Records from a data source
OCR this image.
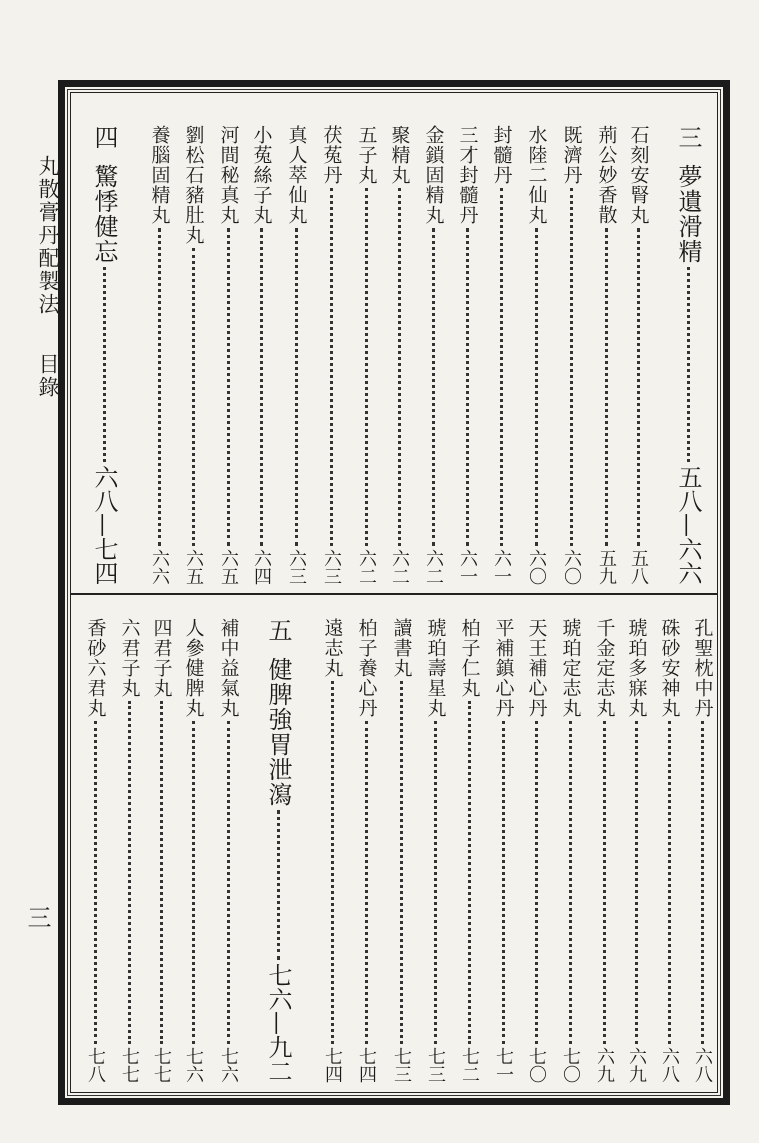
丸散膏丹配製法 目錄
三
三
夢遺滑精
五八—六六
石刻安腎丸
五八
荊公妙香散
五九
既濟丹
六〇
水陸二仙丸
六〇
封髓丹
六一
三才封髓丹
六一
金鎖固精丸
六二
聚精丸
六二
五子丸
六二
茯菟丹
六三
真人萃仙丸
六三
小菟絲子丸
六四
河間秘真丸
六五
劉松石豬肚丸
六五
養腦固精丸
六六
四
驚悸健忘
六八—七四
孔聖枕中丹
六八
硃砂安神丸
六八
琥珀多寐丸
六九
千金定志丸
六九
琥珀定志丸
七〇
天王補心丹
七〇
平補鎮心丹
七一
柏子仁丸
七二
琥珀壽星丸
七三
讀書丸
七三
柏子養心丹
七四
遠志丸
七四
五
健脾強胃泄瀉
七六—九二
補中益氣丸
七六
人參健脾丸
七六
四君子丸
七七
六君子丸
七七
香砂六君丸
七八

Task statement: Quote the entries in full. Any image among them is to be omitted from the copy.

Exercise answer:
OCR this image.
丸散膏丹配製法 目錄
三
三
夢遺滑精
五八—六六
石刻安腎丸
五八
荊公妙香散
五九
既濟丹
六〇
水陸二仙丸
六〇
封髓丹
六一
三才封髓丹
六一
金鎖固精丸
六二
聚精丸
六二
五子丸
六二
茯菟丹
六三
真人萃仙丸
六三
小菟絲子丸
六四
河間秘真丸
六五
劉松石豬肚丸
六五
養腦固精丸
六六
四
驚悸健忘
六八—七四
孔聖枕中丹
六八
硃砂安神丸
六八
琥珀多寐丸
六九
千金定志丸
六九
琥珀定志丸
七〇
天王補心丹
七〇
平補鎮心丹
七一
柏子仁丸
七二
琥珀壽星丸
七三
讀書丸
七三
柏子養心丹
七四
遠志丸
七四
五
健脾強胃泄瀉
七六—九二
補中益氣丸
七六
人參健脾丸
七六
四君子丸
七七
六君子丸
七七
香砂六君丸
七八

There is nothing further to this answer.